** begin Dataset **
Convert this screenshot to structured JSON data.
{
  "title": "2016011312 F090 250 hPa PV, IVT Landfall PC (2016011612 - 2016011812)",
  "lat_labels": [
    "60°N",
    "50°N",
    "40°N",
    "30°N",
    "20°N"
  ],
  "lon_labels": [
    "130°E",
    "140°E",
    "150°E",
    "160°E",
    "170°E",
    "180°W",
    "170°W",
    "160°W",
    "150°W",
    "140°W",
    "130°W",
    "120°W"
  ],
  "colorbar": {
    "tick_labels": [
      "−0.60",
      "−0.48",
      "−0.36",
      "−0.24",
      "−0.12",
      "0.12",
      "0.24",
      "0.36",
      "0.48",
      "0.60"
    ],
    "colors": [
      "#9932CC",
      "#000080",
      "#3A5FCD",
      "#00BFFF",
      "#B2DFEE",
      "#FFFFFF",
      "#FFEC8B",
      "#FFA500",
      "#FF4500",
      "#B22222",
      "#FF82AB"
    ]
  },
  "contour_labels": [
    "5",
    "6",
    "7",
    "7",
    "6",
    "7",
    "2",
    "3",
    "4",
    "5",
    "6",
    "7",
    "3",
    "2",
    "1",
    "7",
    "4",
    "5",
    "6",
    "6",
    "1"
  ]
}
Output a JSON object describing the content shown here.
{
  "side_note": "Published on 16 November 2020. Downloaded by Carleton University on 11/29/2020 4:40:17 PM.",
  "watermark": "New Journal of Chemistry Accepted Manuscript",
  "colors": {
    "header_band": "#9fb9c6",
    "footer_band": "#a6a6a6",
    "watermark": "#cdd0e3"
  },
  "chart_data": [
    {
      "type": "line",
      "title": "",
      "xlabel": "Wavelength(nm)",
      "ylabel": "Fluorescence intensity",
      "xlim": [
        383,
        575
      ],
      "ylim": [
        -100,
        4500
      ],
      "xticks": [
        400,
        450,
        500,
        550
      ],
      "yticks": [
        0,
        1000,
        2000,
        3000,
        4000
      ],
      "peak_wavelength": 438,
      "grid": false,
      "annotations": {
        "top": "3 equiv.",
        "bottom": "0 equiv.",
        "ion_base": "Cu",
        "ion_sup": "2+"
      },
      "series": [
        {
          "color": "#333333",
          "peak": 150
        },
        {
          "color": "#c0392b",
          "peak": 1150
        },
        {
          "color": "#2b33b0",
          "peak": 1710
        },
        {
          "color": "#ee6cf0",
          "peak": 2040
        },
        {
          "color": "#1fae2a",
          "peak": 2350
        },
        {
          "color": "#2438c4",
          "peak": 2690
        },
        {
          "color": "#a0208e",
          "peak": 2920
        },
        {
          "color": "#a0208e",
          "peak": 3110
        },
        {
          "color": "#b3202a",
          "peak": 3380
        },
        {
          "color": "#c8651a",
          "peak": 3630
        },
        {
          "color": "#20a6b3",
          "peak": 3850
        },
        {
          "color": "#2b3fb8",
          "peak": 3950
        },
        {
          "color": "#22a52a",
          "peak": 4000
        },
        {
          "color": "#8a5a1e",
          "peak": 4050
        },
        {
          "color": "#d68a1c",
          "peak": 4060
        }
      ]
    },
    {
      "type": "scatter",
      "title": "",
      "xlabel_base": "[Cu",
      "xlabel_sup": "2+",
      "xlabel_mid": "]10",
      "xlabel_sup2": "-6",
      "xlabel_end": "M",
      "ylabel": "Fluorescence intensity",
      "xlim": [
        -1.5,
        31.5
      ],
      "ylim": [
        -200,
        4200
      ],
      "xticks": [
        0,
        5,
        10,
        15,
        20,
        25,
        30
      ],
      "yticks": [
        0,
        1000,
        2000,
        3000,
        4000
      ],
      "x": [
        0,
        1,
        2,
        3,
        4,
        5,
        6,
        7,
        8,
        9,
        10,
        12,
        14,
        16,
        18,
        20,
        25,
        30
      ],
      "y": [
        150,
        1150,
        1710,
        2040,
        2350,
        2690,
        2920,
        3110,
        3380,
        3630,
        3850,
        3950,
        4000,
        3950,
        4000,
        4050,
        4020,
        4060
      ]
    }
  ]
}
** end Dataset **
Problem statement: Show every line in the records above that contains the word "JSON".

Exercise answer:
Convert this screenshot to structured JSON data.
Output a JSON object describing the content shown here.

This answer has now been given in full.